* Requirements *
Keep only the lines that hold the string "Brunswick", filtering out the rest of the entries below.

* Material provided *
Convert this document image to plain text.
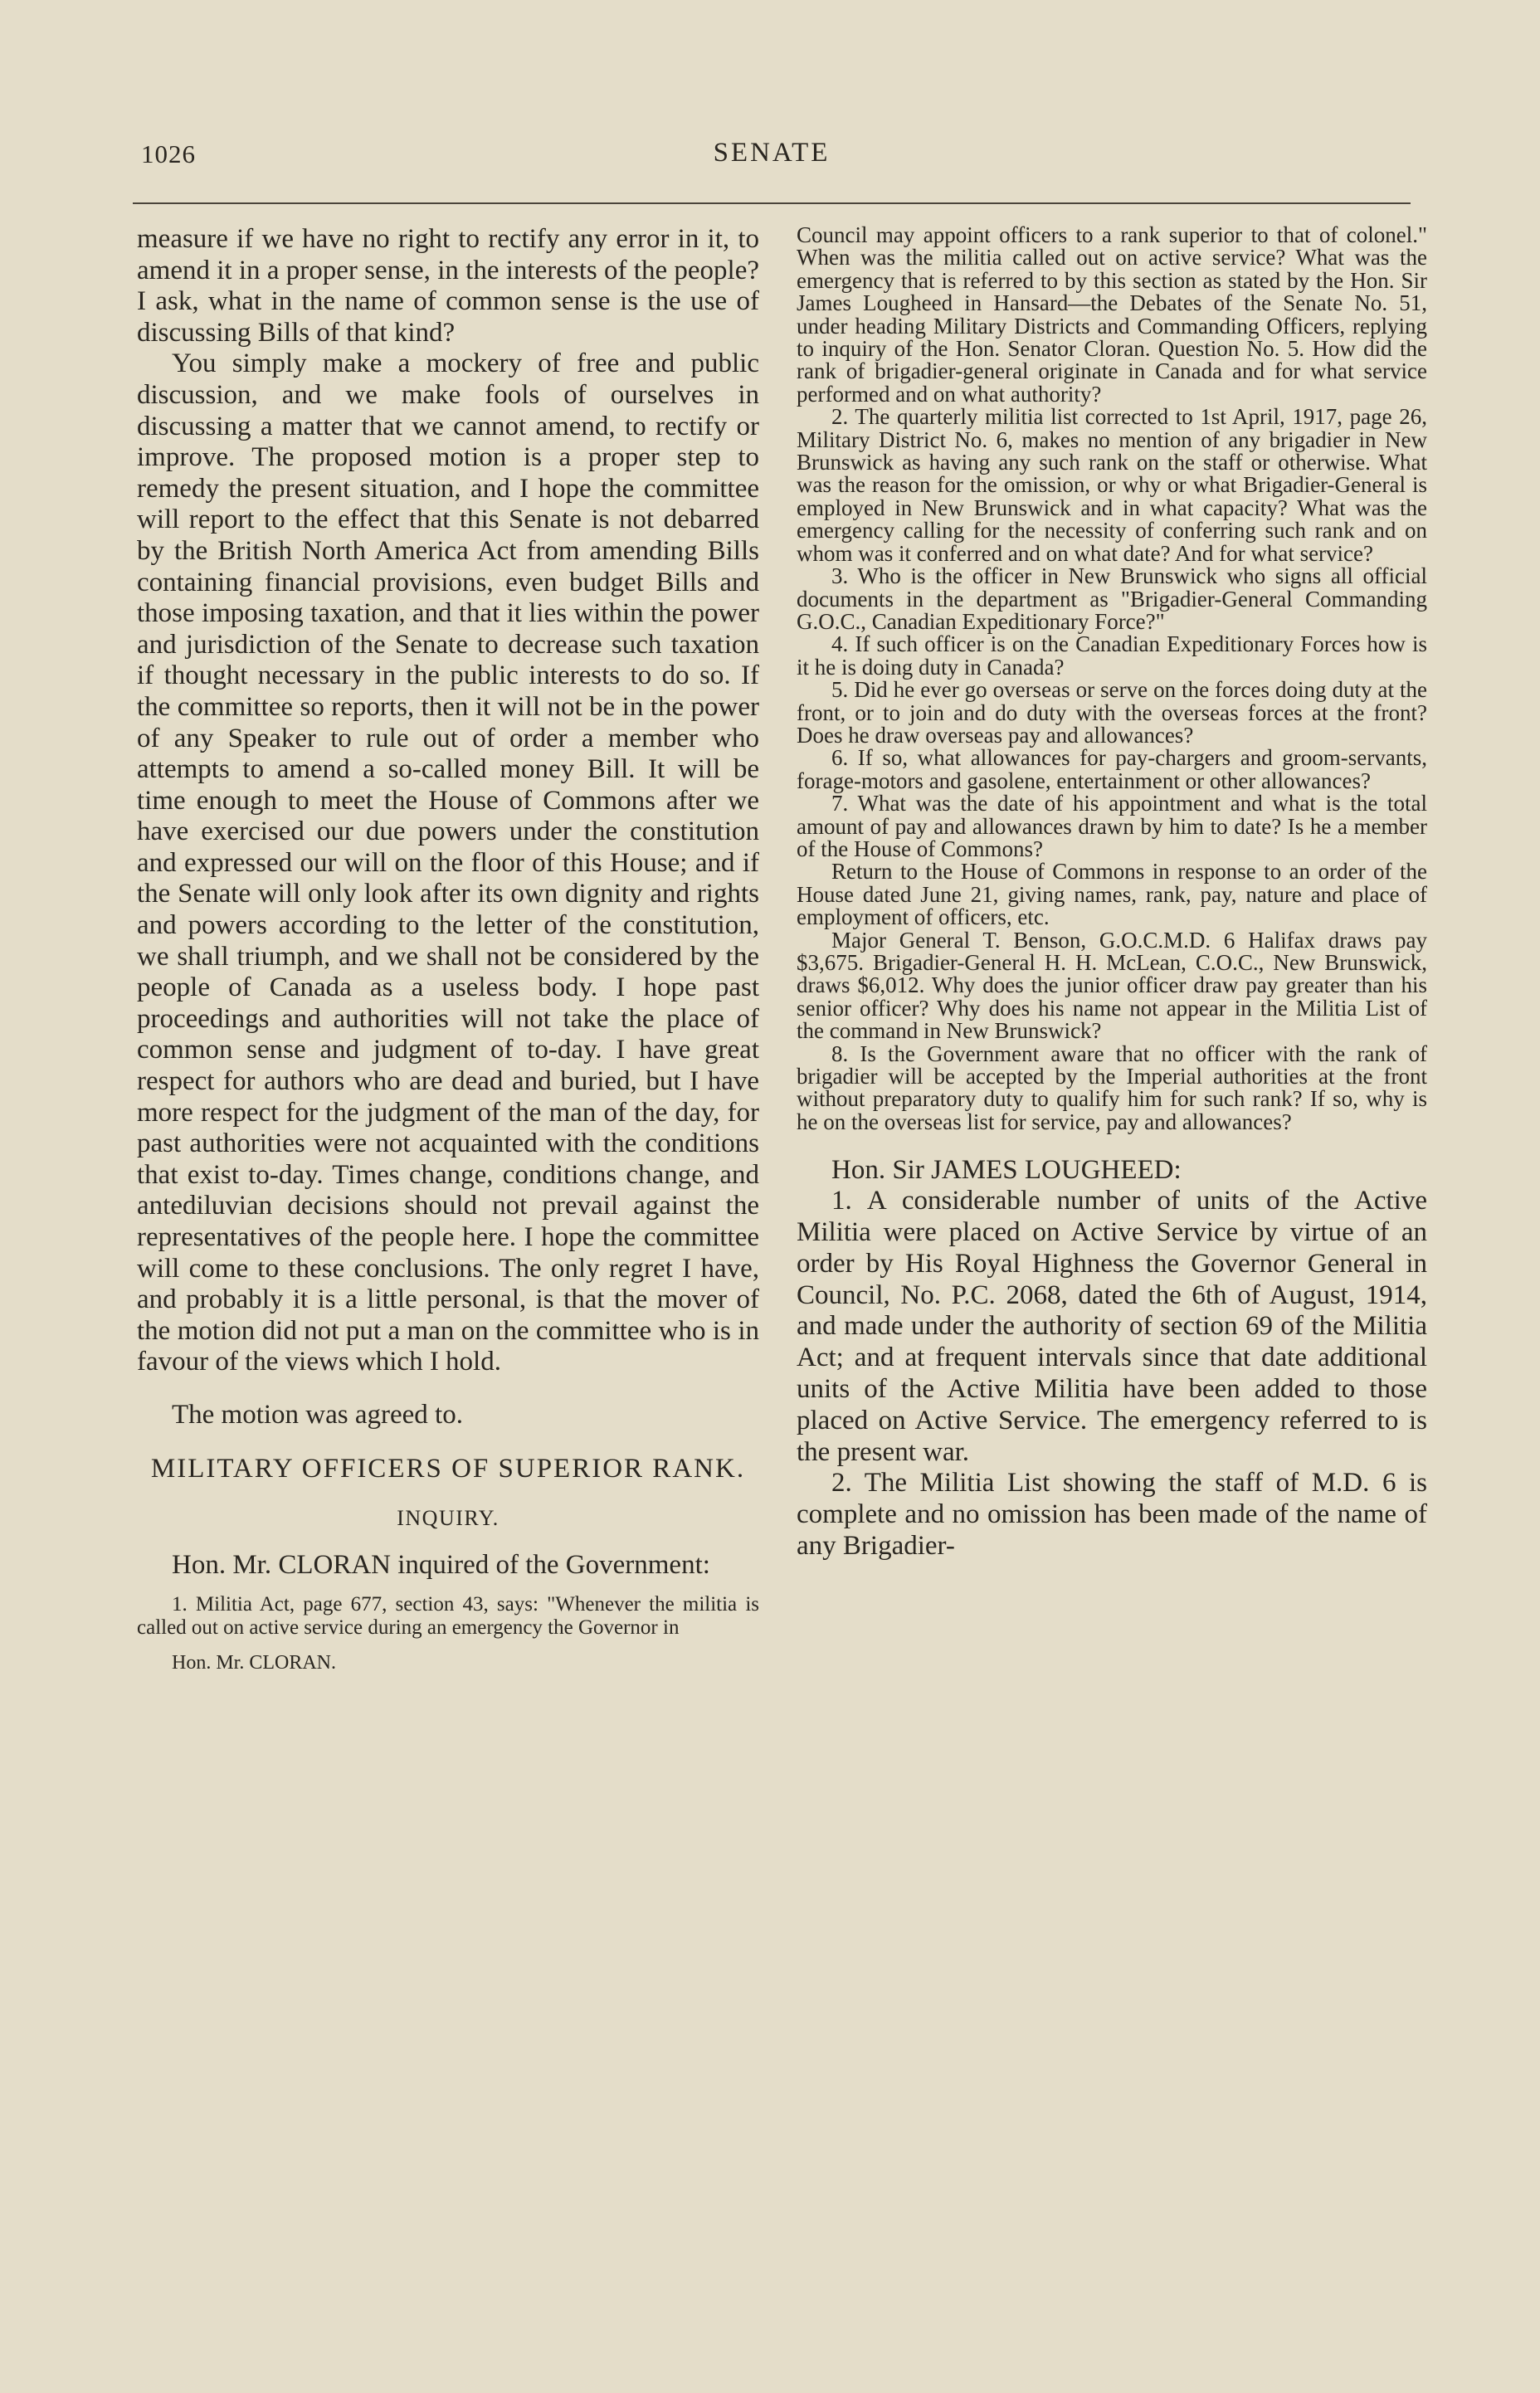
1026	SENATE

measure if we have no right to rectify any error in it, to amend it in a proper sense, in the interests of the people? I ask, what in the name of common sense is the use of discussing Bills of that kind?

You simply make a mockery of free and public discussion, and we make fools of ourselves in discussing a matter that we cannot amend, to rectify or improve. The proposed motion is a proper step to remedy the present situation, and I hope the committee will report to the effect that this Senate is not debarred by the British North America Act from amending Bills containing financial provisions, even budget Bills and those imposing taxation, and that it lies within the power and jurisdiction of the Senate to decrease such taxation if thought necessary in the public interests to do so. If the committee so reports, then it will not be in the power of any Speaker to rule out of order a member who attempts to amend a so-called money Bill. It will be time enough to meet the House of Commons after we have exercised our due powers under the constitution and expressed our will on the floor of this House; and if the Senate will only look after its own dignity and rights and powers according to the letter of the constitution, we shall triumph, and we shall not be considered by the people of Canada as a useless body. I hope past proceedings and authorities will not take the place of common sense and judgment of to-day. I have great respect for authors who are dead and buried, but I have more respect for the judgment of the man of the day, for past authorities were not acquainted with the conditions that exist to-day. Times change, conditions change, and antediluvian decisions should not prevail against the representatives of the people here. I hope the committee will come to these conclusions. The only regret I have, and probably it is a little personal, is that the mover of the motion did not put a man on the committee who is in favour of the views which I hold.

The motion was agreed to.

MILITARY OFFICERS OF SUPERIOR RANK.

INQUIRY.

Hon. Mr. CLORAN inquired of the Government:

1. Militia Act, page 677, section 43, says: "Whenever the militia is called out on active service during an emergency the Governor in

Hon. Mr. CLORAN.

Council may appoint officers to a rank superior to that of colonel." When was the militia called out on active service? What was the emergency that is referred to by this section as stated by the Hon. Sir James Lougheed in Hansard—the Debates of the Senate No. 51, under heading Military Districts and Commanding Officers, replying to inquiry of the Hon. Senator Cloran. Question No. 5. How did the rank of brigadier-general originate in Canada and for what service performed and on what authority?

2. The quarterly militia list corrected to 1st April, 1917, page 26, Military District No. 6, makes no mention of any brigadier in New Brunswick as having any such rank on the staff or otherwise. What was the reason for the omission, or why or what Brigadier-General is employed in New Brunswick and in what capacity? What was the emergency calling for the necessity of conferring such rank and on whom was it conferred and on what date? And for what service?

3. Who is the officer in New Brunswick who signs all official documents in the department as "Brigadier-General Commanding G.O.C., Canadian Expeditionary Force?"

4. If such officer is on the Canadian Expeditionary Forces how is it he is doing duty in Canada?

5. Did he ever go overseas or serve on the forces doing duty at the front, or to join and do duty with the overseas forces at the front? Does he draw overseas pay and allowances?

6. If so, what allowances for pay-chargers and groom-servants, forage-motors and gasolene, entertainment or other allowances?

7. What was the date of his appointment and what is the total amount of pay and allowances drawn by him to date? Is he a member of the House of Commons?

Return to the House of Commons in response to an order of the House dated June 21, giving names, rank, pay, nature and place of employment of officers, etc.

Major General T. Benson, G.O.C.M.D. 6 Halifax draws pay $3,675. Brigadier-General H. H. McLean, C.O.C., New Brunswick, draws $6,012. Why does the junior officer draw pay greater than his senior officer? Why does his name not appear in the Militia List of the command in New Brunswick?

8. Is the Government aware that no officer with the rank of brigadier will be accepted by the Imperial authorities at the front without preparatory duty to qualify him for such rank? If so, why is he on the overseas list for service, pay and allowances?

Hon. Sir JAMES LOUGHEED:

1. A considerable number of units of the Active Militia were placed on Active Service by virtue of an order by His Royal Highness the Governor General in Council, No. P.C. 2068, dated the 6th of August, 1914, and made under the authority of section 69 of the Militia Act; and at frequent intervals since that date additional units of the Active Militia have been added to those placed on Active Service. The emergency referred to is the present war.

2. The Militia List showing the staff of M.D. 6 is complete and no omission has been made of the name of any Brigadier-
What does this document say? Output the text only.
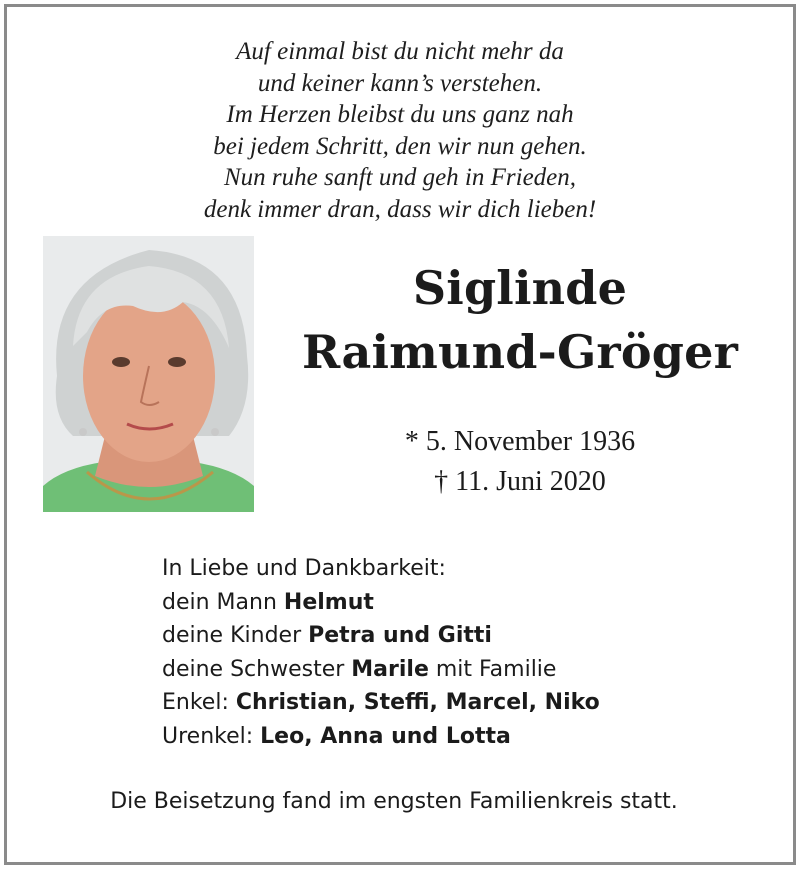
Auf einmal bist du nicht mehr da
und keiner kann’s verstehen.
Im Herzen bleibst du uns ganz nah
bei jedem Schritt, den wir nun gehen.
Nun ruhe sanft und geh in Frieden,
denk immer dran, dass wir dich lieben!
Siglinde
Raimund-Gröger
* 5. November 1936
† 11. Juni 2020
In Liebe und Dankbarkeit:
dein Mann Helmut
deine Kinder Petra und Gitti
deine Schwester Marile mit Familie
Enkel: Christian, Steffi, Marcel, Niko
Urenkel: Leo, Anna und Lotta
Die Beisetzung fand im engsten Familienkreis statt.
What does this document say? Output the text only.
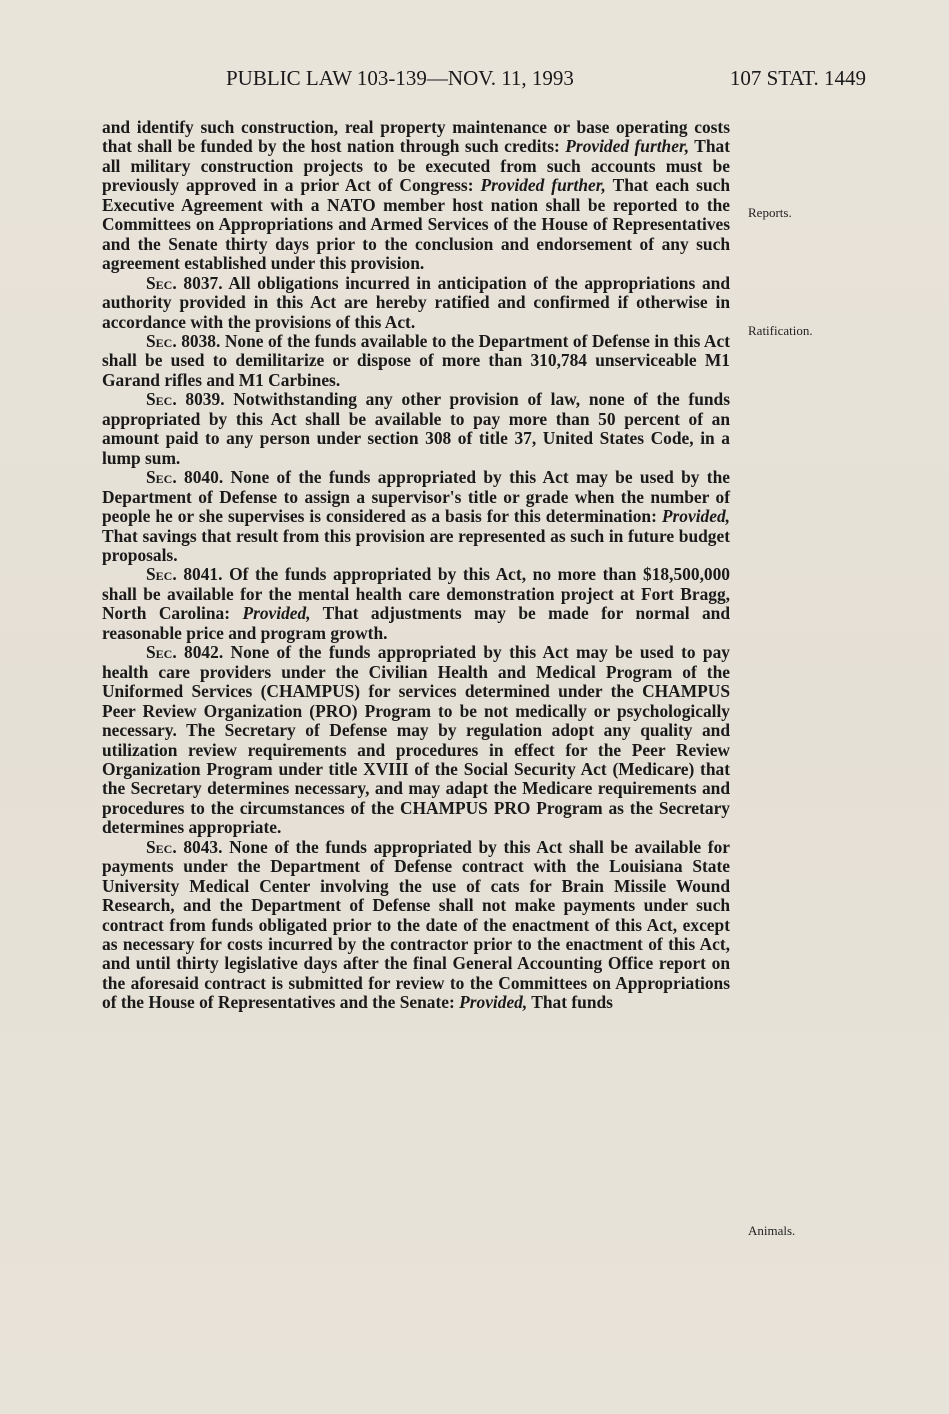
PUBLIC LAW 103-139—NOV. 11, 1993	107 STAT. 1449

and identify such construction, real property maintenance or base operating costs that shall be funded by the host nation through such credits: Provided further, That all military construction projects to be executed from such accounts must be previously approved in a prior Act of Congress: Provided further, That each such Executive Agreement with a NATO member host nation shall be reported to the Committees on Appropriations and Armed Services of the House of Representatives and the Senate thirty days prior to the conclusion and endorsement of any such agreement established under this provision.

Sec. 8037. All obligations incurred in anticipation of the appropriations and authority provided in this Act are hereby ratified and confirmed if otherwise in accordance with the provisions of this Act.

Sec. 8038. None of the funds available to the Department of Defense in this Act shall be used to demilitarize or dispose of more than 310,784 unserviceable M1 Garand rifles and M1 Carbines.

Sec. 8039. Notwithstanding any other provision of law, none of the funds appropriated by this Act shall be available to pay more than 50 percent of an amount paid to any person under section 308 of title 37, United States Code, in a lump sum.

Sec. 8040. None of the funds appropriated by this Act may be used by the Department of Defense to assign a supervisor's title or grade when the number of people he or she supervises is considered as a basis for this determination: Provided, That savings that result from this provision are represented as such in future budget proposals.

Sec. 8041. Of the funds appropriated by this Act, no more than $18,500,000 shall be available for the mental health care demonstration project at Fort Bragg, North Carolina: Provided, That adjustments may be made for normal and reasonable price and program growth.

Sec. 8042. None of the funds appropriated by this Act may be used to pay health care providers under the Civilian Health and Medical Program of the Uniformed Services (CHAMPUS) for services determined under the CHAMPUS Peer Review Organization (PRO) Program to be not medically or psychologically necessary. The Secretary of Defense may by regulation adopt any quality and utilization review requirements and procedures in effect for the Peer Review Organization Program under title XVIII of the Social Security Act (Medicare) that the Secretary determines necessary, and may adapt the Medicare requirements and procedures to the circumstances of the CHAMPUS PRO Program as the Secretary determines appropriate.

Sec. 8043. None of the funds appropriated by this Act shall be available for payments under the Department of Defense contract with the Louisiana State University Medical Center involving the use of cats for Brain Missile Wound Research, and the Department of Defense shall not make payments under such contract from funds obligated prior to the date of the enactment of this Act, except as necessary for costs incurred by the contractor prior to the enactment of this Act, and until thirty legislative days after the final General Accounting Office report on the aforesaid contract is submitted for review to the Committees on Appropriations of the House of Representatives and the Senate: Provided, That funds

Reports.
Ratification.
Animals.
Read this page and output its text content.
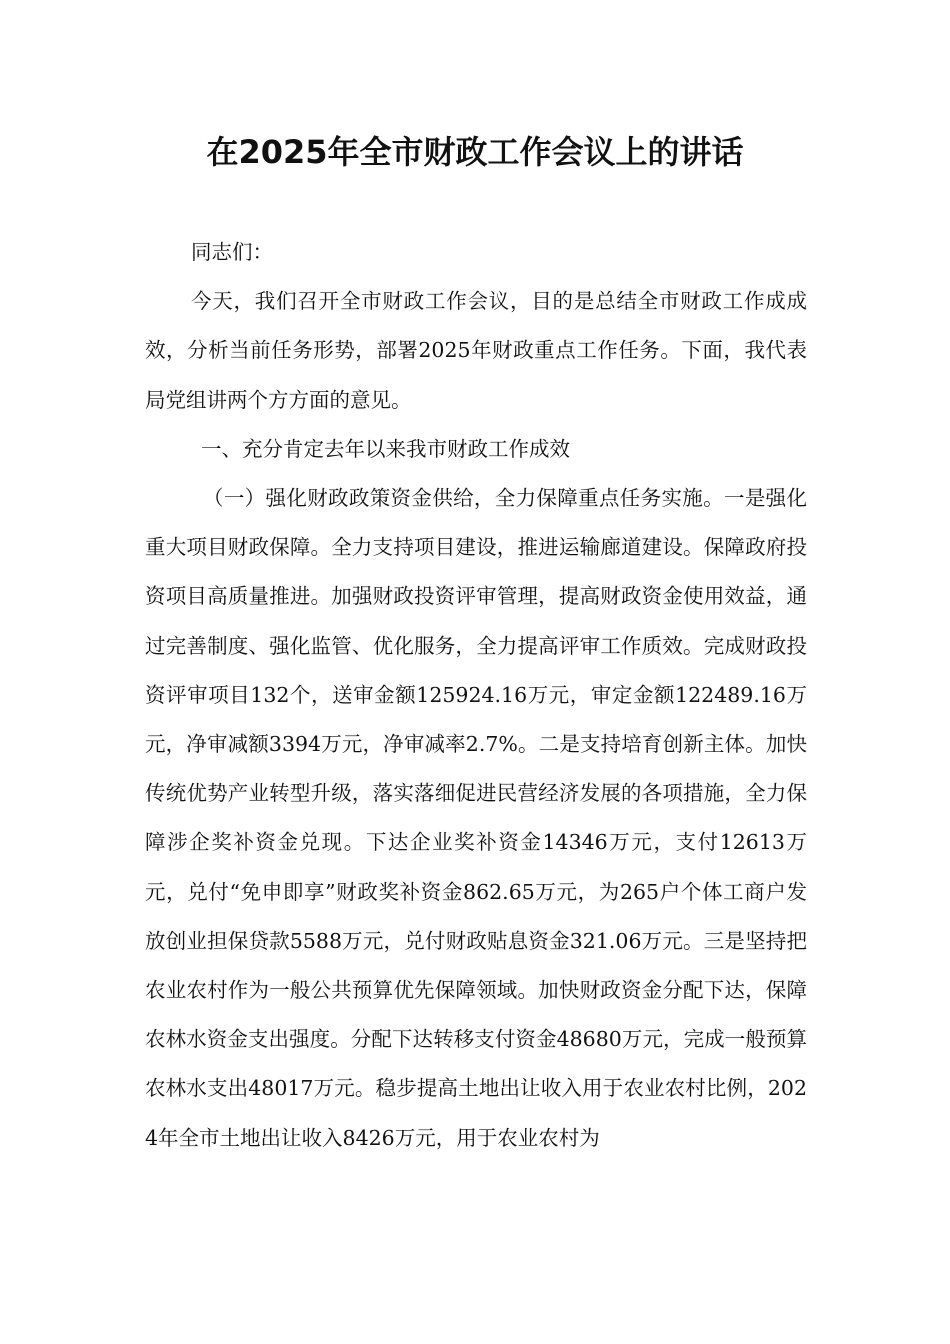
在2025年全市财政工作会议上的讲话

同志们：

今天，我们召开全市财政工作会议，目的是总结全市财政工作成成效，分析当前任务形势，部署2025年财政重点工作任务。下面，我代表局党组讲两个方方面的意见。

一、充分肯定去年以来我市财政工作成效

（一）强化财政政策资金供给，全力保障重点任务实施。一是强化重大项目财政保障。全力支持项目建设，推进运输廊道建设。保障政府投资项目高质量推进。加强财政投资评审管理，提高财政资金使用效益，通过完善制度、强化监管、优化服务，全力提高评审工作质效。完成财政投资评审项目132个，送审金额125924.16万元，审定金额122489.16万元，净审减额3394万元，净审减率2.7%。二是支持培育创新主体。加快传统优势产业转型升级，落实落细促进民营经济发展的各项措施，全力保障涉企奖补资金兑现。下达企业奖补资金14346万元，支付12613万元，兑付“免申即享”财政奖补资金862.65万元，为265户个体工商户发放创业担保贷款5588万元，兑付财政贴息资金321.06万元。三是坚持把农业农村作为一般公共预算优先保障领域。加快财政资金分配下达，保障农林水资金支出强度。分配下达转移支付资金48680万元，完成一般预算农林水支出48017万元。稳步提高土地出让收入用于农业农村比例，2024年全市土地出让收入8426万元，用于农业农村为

* Result of the task *
2. The quarterly militia list corrected to 1st April, 1917, page 26, Military District No. 6, makes no mention of any brigadier in New Brunswick as having any such rank on the staff or otherwise. What was the reason for the omission, or why or what Brigadier-General is employed in New Brunswick and in what capacity? What was the emergency calling for the necessity of conferring such rank and on whom was it conferred and on what date? And for what service?
3. Who is the officer in New Brunswick who signs all official documents in the department as "Brigadier-General Commanding G.O.C., Canadian Expeditionary Force?"
Major General T. Benson, G.O.C.M.D. 6 Halifax draws pay $3,675. Brigadier-General H. H. McLean, C.O.C., New Brunswick, draws $6,012. Why does the junior officer draw pay greater than his senior officer? Why does his name not appear in the Militia List of the command in New Brunswick?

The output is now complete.